--- start Stored rows ---

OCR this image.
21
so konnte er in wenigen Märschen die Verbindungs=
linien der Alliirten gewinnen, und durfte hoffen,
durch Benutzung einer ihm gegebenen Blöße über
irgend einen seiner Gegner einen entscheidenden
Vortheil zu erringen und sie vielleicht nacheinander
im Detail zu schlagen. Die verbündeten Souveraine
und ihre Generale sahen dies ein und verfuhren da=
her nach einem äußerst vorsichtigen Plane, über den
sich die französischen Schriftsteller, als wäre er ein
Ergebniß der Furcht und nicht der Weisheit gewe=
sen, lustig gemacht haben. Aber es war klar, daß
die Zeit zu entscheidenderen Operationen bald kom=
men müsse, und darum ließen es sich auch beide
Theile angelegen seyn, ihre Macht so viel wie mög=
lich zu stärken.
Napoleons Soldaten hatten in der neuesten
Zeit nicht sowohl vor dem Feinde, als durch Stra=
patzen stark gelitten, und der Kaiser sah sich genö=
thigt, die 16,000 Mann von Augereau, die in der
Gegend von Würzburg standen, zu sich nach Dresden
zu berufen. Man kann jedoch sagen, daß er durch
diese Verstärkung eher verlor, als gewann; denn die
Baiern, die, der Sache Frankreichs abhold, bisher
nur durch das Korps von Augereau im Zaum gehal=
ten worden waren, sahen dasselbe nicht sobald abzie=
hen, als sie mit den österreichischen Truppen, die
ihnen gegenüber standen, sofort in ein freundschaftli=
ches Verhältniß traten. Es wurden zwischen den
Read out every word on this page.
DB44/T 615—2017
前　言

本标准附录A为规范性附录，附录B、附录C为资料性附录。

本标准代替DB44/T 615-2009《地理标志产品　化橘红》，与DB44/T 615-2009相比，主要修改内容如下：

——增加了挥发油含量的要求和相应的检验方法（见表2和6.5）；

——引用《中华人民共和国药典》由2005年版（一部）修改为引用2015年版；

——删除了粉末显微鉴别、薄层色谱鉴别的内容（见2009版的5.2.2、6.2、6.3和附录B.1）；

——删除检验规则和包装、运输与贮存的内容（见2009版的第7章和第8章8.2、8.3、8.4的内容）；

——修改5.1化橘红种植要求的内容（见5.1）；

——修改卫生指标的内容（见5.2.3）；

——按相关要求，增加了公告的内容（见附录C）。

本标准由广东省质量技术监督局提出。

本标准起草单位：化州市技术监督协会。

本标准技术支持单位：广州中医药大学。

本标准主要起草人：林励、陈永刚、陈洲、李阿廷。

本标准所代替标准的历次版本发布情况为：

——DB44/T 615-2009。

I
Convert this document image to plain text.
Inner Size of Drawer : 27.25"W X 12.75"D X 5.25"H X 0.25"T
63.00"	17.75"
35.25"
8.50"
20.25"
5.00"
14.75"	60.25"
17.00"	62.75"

--- end Stored rows ---

*Short problem*
Of all the lines in the material above, how many contain the word "image"? Give only the count.

*Exercise response*
2